-- GOAL OF THE EXERCISE --
Review the listing and copy each line that holds the word "Cumulative".

-- THE DATA --
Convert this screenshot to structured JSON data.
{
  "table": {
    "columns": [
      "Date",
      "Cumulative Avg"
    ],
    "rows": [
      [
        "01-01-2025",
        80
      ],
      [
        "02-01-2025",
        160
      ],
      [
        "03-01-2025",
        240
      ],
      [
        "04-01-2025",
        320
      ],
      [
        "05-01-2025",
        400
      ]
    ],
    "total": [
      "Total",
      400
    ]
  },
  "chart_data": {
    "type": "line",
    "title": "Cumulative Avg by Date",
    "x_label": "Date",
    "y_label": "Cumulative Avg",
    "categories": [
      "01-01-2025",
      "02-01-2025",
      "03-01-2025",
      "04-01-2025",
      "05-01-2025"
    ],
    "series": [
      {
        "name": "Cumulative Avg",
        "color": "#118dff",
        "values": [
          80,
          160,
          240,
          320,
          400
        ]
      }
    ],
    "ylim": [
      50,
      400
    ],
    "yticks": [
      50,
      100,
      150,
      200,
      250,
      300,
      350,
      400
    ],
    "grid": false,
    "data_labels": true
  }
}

-- EXERCISE ANSWER --
      "Cumulative Avg"
    "title": "Cumulative Avg by Date",
    "y_label": "Cumulative Avg",
        "name": "Cumulative Avg",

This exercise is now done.